■ **WHAT YOU SHOULD DO**
Below, copy out word for word every line between the one containing "reddit-wordmark: reddit <box>334" and the one containing "reply-count: 0 replies", inclusive.

- - - - - - -

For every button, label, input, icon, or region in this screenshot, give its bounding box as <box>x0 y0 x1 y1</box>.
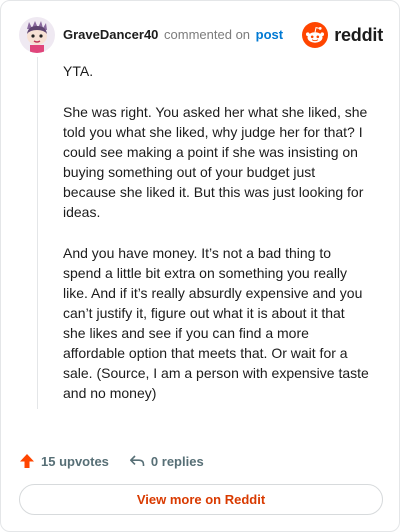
reddit-wordmark: reddit <box>334 24 383 45</box>
reply-icon <box>129 455 145 466</box>
upvote-count: 15 upvotes <box>41 453 109 469</box>
reddit-alien-icon <box>302 22 329 48</box>
reply-count: 0 replies <box>150 453 204 469</box>
comment-body: YTA. She was right. You asked her what s… <box>63 61 371 424</box>
comment-paragraph: And you have money. It’s not a bad thing… <box>63 245 369 401</box>
embedded-comment-card: GraveDancer40 commented on post reddit Y… <box>0 0 400 532</box>
reply-button[interactable]: 0 replies <box>129 453 204 469</box>
upvote-arrow-icon <box>20 454 34 468</box>
action-text: commented on <box>164 27 251 42</box>
upvote-button[interactable]: 15 upvotes <box>19 453 109 469</box>
avatar-illustration-icon <box>19 17 55 53</box>
post-link[interactable]: post <box>256 27 283 42</box>
username[interactable]: GraveDancer40 <box>63 27 158 42</box>
comment-actions: 15 upvotes 0 replies <box>19 451 204 471</box>
user-avatar[interactable] <box>19 17 55 53</box>
comment-paragraph: YTA. <box>63 63 94 79</box>
reddit-logo[interactable]: reddit <box>302 21 383 49</box>
comment-meta: GraveDancer40 commented on post <box>63 27 283 42</box>
thread-line <box>37 57 38 409</box>
comment-header: GraveDancer40 commented on post reddit <box>19 17 383 53</box>
comment-paragraph: She was right. You asked her what she li… <box>63 104 368 220</box>
view-more-button[interactable]: View more on Reddit <box>19 484 383 515</box>
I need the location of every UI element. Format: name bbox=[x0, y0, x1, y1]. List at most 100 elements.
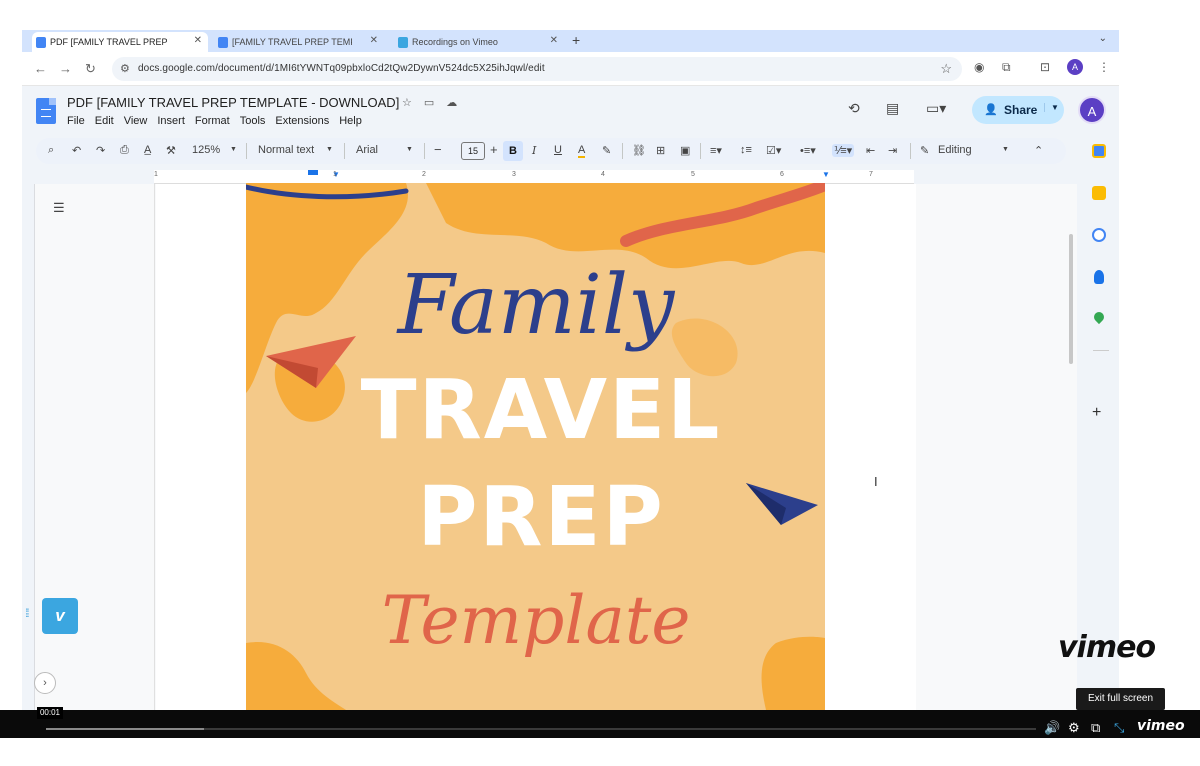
map-shape bbox=[426, 183, 825, 269]
vertical-scrollbar[interactable] bbox=[1069, 234, 1073, 364]
settings-gear-icon[interactable]: ⚙ bbox=[1068, 720, 1080, 736]
chevron-down-icon[interactable]: ▼ bbox=[1002, 146, 1009, 153]
menu-help[interactable]: Help bbox=[339, 115, 362, 127]
decrease-font-size-icon[interactable]: − bbox=[434, 142, 442, 157]
comments-icon[interactable]: ▤ bbox=[886, 100, 899, 117]
increase-indent-icon[interactable]: ⇥ bbox=[888, 144, 897, 157]
exit-fullscreen-icon[interactable]: ⤡ bbox=[1114, 720, 1124, 736]
chevron-down-icon[interactable]: ▼ bbox=[406, 146, 413, 153]
menu-edit[interactable]: Edit bbox=[95, 115, 114, 127]
picture-in-picture-icon[interactable]: ⧉ bbox=[1091, 720, 1100, 736]
reload-icon[interactable]: ↻ bbox=[85, 61, 96, 77]
progress-bar[interactable] bbox=[46, 728, 1036, 730]
more-vert-icon[interactable]: ⋮ bbox=[1098, 60, 1110, 74]
redo-icon[interactable]: ↷ bbox=[96, 144, 105, 157]
share-button[interactable]: 👤 Share ▼ bbox=[972, 96, 1064, 124]
menu-view[interactable]: View bbox=[124, 115, 148, 127]
google-docs-icon bbox=[36, 37, 46, 48]
star-icon[interactable]: ☆ bbox=[402, 96, 412, 109]
decrease-indent-icon[interactable]: ⇤ bbox=[866, 144, 875, 157]
vimeo-record-button[interactable]: v bbox=[42, 598, 78, 634]
paint-format-icon[interactable]: ⚒ bbox=[166, 144, 176, 157]
maps-icon[interactable] bbox=[1091, 309, 1107, 325]
puzzle-icon[interactable]: ⧉ bbox=[1002, 60, 1011, 75]
tab-recordings-vimeo[interactable]: Recordings on Vimeo ✕ bbox=[394, 32, 564, 52]
tasks-icon[interactable] bbox=[1092, 228, 1106, 242]
extension-icon[interactable]: ◉ bbox=[974, 60, 984, 74]
google-docs-logo-icon[interactable] bbox=[36, 98, 56, 124]
bold-button[interactable]: B bbox=[503, 141, 523, 161]
menu-insert[interactable]: Insert bbox=[157, 115, 185, 127]
style-select[interactable]: Normal text bbox=[258, 144, 314, 156]
chevron-up-icon[interactable]: ⌃ bbox=[1034, 144, 1043, 157]
back-arrow-icon[interactable]: ← bbox=[34, 61, 47, 76]
editing-mode-select[interactable]: Editing bbox=[938, 144, 972, 156]
close-icon[interactable]: ✕ bbox=[194, 35, 202, 46]
outline-list-icon[interactable]: ☰ bbox=[53, 200, 65, 216]
close-icon[interactable]: ✕ bbox=[370, 35, 378, 46]
chevron-right-icon[interactable]: › bbox=[34, 672, 56, 694]
profile-avatar[interactable]: A bbox=[1067, 59, 1083, 75]
cloud-status-icon[interactable]: ☁ bbox=[446, 96, 457, 109]
vimeo-small-logo[interactable]: vimeo bbox=[1137, 718, 1185, 734]
print-icon[interactable]: ⎙ bbox=[120, 144, 129, 157]
meet-video-icon[interactable]: ▭▾ bbox=[926, 100, 946, 117]
site-info-icon[interactable]: ⚙ bbox=[120, 62, 130, 75]
align-icon[interactable]: ≡▾ bbox=[710, 144, 722, 157]
zoom-select[interactable]: 125% bbox=[192, 144, 220, 156]
menu-file[interactable]: File bbox=[67, 115, 85, 127]
checklist-icon[interactable]: ☑▾ bbox=[766, 144, 781, 157]
search-icon[interactable]: ⌕ bbox=[48, 144, 54, 157]
font-select[interactable]: Arial bbox=[356, 144, 378, 156]
toolbar-divider bbox=[424, 143, 425, 159]
drag-handle-icon[interactable]: ⁞⁞ bbox=[25, 606, 29, 620]
forward-arrow-icon[interactable]: → bbox=[59, 61, 72, 76]
document-title[interactable]: PDF [FAMILY TRAVEL PREP TEMPLATE - DOWNL… bbox=[67, 95, 399, 110]
keep-icon[interactable] bbox=[1092, 186, 1106, 200]
history-icon[interactable]: ⟲ bbox=[848, 100, 860, 117]
italic-button[interactable]: I bbox=[532, 144, 536, 157]
menu-format[interactable]: Format bbox=[195, 115, 230, 127]
url-input[interactable]: ⚙ docs.google.com/document/d/1MI6tYWNTq0… bbox=[112, 57, 962, 81]
spellcheck-icon[interactable]: A̲ bbox=[144, 144, 151, 156]
volume-icon[interactable]: 🔊 bbox=[1044, 720, 1060, 736]
cover-image[interactable]: Family TRAVEL PREP Template bbox=[246, 183, 825, 710]
chevron-down-icon[interactable]: ▼ bbox=[230, 146, 237, 153]
media-icon[interactable]: ⊡ bbox=[1040, 60, 1050, 74]
chevron-down-icon[interactable]: ▼ bbox=[326, 146, 333, 153]
bookmark-star-icon[interactable]: ☆ bbox=[940, 61, 952, 77]
numbered-list-icon[interactable]: ⅟≡▾ bbox=[832, 144, 855, 157]
ruler-number: 1 bbox=[333, 171, 337, 178]
font-size-input[interactable]: 15 bbox=[461, 142, 485, 160]
contacts-icon[interactable] bbox=[1094, 270, 1104, 284]
highlight-pen-icon[interactable]: ✎ bbox=[602, 144, 611, 157]
add-addon-icon[interactable]: + bbox=[1092, 404, 1101, 422]
chevron-down-icon[interactable]: ▼ bbox=[1044, 103, 1059, 112]
underline-button[interactable]: U bbox=[554, 144, 562, 156]
close-icon[interactable]: ✕ bbox=[550, 35, 558, 46]
link-icon[interactable]: ⛓ bbox=[632, 144, 646, 157]
tab-pdf-family-travel[interactable]: PDF [FAMILY TRAVEL PREP T ✕ bbox=[32, 32, 208, 52]
account-avatar[interactable]: A bbox=[1078, 96, 1106, 124]
menu-extensions[interactable]: Extensions bbox=[275, 115, 329, 127]
insert-image-icon[interactable]: ▣ bbox=[680, 144, 690, 157]
calendar-icon[interactable] bbox=[1092, 144, 1106, 158]
new-tab-button[interactable]: + bbox=[572, 32, 580, 48]
undo-icon[interactable]: ↶ bbox=[72, 144, 81, 157]
add-comment-icon[interactable]: ⊞ bbox=[656, 144, 665, 157]
text-color-button[interactable]: A bbox=[578, 144, 586, 158]
ruler-number: 7 bbox=[869, 171, 873, 178]
url-text: docs.google.com/document/d/1MI6tYWNTq09p… bbox=[138, 63, 545, 74]
chevron-down-icon[interactable]: ⌄ bbox=[1099, 33, 1107, 44]
bulleted-list-icon[interactable]: •≡▾ bbox=[800, 144, 816, 157]
tooltip: Exit full screen bbox=[1076, 688, 1165, 710]
increase-font-size-icon[interactable]: + bbox=[490, 142, 498, 157]
ruler-indent-marker[interactable] bbox=[308, 170, 318, 175]
menu-tools[interactable]: Tools bbox=[240, 115, 266, 127]
ruler-right-indent[interactable]: ▼ bbox=[822, 170, 830, 179]
move-folder-icon[interactable]: ▭ bbox=[424, 96, 434, 109]
tab-family-travel-template[interactable]: [FAMILY TRAVEL PREP TEMP ✕ bbox=[214, 32, 384, 52]
line-spacing-icon[interactable]: ↕≡ bbox=[740, 144, 752, 156]
panel-divider bbox=[1093, 350, 1109, 351]
toolbar-divider bbox=[910, 143, 911, 159]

- - - - - - -

■ **SOLUTION TO THIS EXERCISE**
reddit-wordmark: reddit <box>334 24 383 45</box>
reply-icon <box>129 455 145 466</box>
upvote-count: 15 upvotes <box>41 453 109 469</box>
reddit-alien-icon <box>302 22 329 48</box>
reply-count: 0 replies <box>150 453 204 469</box>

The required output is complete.